Stated task:
Reproduce verbatim the entries from the line with "Give me the" up to and including the line with "challenge-icon-detail — [541, 416, 565, 438]".

Records provided:
┌──

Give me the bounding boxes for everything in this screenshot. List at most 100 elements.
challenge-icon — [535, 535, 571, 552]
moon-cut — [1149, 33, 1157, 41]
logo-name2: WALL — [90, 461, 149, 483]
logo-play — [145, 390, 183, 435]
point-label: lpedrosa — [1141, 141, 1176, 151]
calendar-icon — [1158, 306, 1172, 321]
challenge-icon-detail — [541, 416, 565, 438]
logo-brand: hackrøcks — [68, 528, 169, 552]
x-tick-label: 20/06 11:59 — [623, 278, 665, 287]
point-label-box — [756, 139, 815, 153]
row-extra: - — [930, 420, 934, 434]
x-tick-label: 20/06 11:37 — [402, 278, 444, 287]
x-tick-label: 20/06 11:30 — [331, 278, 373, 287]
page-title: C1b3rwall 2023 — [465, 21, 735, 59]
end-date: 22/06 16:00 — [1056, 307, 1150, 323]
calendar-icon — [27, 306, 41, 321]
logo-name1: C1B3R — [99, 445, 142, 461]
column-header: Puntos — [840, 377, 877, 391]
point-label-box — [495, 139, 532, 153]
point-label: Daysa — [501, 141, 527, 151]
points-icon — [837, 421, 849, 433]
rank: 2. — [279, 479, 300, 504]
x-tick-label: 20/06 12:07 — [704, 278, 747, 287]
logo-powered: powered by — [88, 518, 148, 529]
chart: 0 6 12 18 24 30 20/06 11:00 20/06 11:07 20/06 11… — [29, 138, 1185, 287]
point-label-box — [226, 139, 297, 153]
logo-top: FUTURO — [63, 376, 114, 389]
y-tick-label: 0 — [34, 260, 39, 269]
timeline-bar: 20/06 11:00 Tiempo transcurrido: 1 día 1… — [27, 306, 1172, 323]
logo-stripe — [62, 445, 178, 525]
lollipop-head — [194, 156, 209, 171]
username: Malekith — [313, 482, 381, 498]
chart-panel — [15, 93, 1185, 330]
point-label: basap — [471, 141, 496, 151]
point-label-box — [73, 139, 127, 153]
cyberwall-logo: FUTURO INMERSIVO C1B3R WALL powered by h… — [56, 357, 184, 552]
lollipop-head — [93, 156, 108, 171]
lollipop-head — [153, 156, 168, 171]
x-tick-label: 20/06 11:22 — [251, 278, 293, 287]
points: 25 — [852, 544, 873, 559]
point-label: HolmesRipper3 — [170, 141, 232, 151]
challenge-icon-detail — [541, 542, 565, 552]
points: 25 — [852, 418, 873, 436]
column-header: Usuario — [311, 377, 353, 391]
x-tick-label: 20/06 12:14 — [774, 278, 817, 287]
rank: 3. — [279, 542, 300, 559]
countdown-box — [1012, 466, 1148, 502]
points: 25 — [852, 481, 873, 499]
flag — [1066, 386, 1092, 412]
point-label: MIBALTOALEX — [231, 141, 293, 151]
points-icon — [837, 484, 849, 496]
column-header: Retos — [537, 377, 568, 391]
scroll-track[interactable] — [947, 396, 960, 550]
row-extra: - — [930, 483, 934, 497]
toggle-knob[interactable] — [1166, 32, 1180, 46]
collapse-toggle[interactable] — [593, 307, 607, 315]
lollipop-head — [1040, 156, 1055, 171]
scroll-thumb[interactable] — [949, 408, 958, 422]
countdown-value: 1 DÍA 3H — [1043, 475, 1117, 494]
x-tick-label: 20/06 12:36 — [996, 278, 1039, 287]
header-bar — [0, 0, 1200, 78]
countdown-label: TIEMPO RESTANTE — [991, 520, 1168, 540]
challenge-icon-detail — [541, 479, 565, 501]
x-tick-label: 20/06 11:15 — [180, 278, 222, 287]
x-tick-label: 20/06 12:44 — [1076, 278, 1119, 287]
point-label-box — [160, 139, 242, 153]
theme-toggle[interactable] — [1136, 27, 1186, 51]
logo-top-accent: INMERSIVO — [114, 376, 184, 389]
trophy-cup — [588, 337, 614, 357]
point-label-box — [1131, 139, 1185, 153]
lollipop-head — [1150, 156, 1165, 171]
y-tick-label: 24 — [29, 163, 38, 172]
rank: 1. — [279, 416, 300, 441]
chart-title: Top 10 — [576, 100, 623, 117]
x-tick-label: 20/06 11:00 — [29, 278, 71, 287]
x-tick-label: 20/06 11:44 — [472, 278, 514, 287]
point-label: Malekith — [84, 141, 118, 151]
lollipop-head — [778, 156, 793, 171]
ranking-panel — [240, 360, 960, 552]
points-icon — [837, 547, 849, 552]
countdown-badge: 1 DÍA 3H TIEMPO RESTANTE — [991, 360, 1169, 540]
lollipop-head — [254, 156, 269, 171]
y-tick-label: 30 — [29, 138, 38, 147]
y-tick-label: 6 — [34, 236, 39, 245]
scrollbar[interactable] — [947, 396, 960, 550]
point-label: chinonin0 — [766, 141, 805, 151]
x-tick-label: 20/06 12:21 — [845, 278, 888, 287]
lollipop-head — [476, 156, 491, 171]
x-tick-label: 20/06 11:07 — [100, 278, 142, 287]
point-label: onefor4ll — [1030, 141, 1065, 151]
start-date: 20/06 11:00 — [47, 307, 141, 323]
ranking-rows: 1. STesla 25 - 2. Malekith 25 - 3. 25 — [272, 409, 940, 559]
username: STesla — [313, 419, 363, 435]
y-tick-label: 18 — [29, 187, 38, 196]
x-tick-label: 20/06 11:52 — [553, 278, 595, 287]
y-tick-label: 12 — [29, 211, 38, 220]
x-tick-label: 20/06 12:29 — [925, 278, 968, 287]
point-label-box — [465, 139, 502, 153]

└──
┌──

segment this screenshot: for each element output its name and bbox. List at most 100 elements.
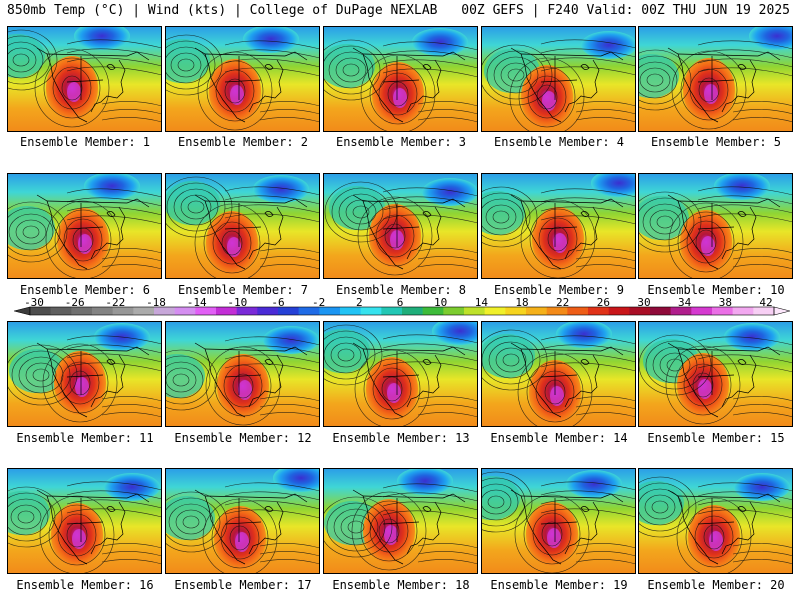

└──

Solution to the problem:
Give me the bounding boxes for everything in this screenshot. List at most 100 elements.
challenge-icon — [535, 535, 571, 552]
moon-cut — [1149, 33, 1157, 41]
logo-name2: WALL — [90, 461, 149, 483]
logo-play — [145, 390, 183, 435]
point-label: lpedrosa — [1141, 141, 1176, 151]
calendar-icon — [1158, 306, 1172, 321]
challenge-icon-detail — [541, 416, 565, 438]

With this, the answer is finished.